** Begin Records shown **

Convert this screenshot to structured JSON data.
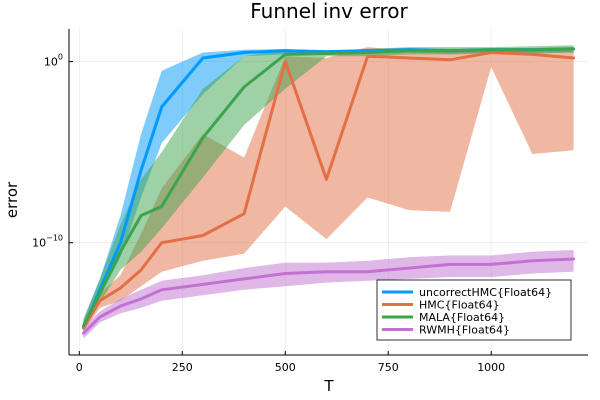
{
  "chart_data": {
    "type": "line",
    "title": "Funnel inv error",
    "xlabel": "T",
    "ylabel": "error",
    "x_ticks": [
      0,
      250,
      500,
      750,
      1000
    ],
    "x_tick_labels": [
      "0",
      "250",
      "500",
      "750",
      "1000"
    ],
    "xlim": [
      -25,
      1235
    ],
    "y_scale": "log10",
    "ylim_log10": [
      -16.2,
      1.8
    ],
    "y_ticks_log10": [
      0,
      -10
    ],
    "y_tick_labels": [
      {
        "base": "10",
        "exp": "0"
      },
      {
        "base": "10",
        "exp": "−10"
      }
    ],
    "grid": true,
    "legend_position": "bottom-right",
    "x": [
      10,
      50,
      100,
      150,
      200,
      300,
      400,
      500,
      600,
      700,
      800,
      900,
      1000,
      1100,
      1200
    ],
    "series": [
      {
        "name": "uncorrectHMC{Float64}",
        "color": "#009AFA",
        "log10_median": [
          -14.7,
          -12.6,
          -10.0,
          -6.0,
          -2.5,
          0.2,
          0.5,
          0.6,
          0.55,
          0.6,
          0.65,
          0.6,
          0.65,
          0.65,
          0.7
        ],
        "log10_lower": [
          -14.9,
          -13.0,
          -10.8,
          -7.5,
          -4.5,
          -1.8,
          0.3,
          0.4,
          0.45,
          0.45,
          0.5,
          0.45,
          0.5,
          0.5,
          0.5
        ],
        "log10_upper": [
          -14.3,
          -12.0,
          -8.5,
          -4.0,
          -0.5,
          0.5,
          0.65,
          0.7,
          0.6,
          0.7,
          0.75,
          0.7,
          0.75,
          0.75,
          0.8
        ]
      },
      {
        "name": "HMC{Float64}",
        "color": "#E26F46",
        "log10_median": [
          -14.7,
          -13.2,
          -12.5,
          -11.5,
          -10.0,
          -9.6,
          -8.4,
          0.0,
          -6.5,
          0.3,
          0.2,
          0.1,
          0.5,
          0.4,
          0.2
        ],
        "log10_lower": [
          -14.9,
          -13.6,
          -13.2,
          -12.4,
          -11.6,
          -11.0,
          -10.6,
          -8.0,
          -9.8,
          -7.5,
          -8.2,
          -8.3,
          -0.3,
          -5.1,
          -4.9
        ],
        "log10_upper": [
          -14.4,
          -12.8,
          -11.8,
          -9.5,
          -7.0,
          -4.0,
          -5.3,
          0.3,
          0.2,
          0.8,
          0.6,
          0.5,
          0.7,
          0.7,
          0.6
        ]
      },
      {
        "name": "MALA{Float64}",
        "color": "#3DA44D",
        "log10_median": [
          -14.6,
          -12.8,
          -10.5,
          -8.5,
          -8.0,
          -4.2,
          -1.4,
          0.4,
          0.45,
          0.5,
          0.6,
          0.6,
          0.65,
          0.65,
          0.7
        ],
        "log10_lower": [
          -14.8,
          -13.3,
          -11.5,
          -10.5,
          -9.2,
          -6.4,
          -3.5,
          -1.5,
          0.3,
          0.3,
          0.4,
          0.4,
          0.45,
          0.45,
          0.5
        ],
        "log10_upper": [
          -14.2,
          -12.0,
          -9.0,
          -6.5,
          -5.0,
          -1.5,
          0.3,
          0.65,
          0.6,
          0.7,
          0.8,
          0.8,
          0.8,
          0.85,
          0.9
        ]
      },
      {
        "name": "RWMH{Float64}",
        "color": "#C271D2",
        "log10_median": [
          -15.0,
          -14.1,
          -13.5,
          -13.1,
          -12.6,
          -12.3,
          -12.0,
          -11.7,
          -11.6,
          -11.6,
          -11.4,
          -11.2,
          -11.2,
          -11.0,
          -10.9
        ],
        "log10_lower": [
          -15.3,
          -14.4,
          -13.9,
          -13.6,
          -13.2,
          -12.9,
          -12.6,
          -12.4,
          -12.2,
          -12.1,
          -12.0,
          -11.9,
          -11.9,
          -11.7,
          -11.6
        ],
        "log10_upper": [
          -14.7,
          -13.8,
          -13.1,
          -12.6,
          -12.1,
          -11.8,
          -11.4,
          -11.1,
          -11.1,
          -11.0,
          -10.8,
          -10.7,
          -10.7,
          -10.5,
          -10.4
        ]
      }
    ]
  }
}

** End Records shown **

- _Task to complete_: None of the pictures should appear; repeat the records exactly otherwise.

- _Answer to the task_:
Convert this screenshot to structured JSON data.
{
  "chart_data": {
    "type": "line",
    "title": "Funnel inv error",
    "xlabel": "T",
    "ylabel": "error",
    "x_ticks": [
      0,
      250,
      500,
      750,
      1000
    ],
    "x_tick_labels": [
      "0",
      "250",
      "500",
      "750",
      "1000"
    ],
    "xlim": [
      -25,
      1235
    ],
    "y_scale": "log10",
    "ylim_log10": [
      -16.2,
      1.8
    ],
    "y_ticks_log10": [
      0,
      -10
    ],
    "y_tick_labels": [
      {
        "base": "10",
        "exp": "0"
      },
      {
        "base": "10",
        "exp": "−10"
      }
    ],
    "grid": true,
    "legend_position": "bottom-right",
    "x": [
      10,
      50,
      100,
      150,
      200,
      300,
      400,
      500,
      600,
      700,
      800,
      900,
      1000,
      1100,
      1200
    ],
    "series": [
      {
        "name": "uncorrectHMC{Float64}",
        "color": "#009AFA",
        "log10_median": [
          -14.7,
          -12.6,
          -10.0,
          -6.0,
          -2.5,
          0.2,
          0.5,
          0.6,
          0.55,
          0.6,
          0.65,
          0.6,
          0.65,
          0.65,
          0.7
        ],
        "log10_lower": [
          -14.9,
          -13.0,
          -10.8,
          -7.5,
          -4.5,
          -1.8,
          0.3,
          0.4,
          0.45,
          0.45,
          0.5,
          0.45,
          0.5,
          0.5,
          0.5
        ],
        "log10_upper": [
          -14.3,
          -12.0,
          -8.5,
          -4.0,
          -0.5,
          0.5,
          0.65,
          0.7,
          0.6,
          0.7,
          0.75,
          0.7,
          0.75,
          0.75,
          0.8
        ]
      },
      {
        "name": "HMC{Float64}",
        "color": "#E26F46",
        "log10_median": [
          -14.7,
          -13.2,
          -12.5,
          -11.5,
          -10.0,
          -9.6,
          -8.4,
          0.0,
          -6.5,
          0.3,
          0.2,
          0.1,
          0.5,
          0.4,
          0.2
        ],
        "log10_lower": [
          -14.9,
          -13.6,
          -13.2,
          -12.4,
          -11.6,
          -11.0,
          -10.6,
          -8.0,
          -9.8,
          -7.5,
          -8.2,
          -8.3,
          -0.3,
          -5.1,
          -4.9
        ],
        "log10_upper": [
          -14.4,
          -12.8,
          -11.8,
          -9.5,
          -7.0,
          -4.0,
          -5.3,
          0.3,
          0.2,
          0.8,
          0.6,
          0.5,
          0.7,
          0.7,
          0.6
        ]
      },
      {
        "name": "MALA{Float64}",
        "color": "#3DA44D",
        "log10_median": [
          -14.6,
          -12.8,
          -10.5,
          -8.5,
          -8.0,
          -4.2,
          -1.4,
          0.4,
          0.45,
          0.5,
          0.6,
          0.6,
          0.65,
          0.65,
          0.7
        ],
        "log10_lower": [
          -14.8,
          -13.3,
          -11.5,
          -10.5,
          -9.2,
          -6.4,
          -3.5,
          -1.5,
          0.3,
          0.3,
          0.4,
          0.4,
          0.45,
          0.45,
          0.5
        ],
        "log10_upper": [
          -14.2,
          -12.0,
          -9.0,
          -6.5,
          -5.0,
          -1.5,
          0.3,
          0.65,
          0.6,
          0.7,
          0.8,
          0.8,
          0.8,
          0.85,
          0.9
        ]
      },
      {
        "name": "RWMH{Float64}",
        "color": "#C271D2",
        "log10_median": [
          -15.0,
          -14.1,
          -13.5,
          -13.1,
          -12.6,
          -12.3,
          -12.0,
          -11.7,
          -11.6,
          -11.6,
          -11.4,
          -11.2,
          -11.2,
          -11.0,
          -10.9
        ],
        "log10_lower": [
          -15.3,
          -14.4,
          -13.9,
          -13.6,
          -13.2,
          -12.9,
          -12.6,
          -12.4,
          -12.2,
          -12.1,
          -12.0,
          -11.9,
          -11.9,
          -11.7,
          -11.6
        ],
        "log10_upper": [
          -14.7,
          -13.8,
          -13.1,
          -12.6,
          -12.1,
          -11.8,
          -11.4,
          -11.1,
          -11.1,
          -11.0,
          -10.8,
          -10.7,
          -10.7,
          -10.5,
          -10.4
        ]
      }
    ]
  }
}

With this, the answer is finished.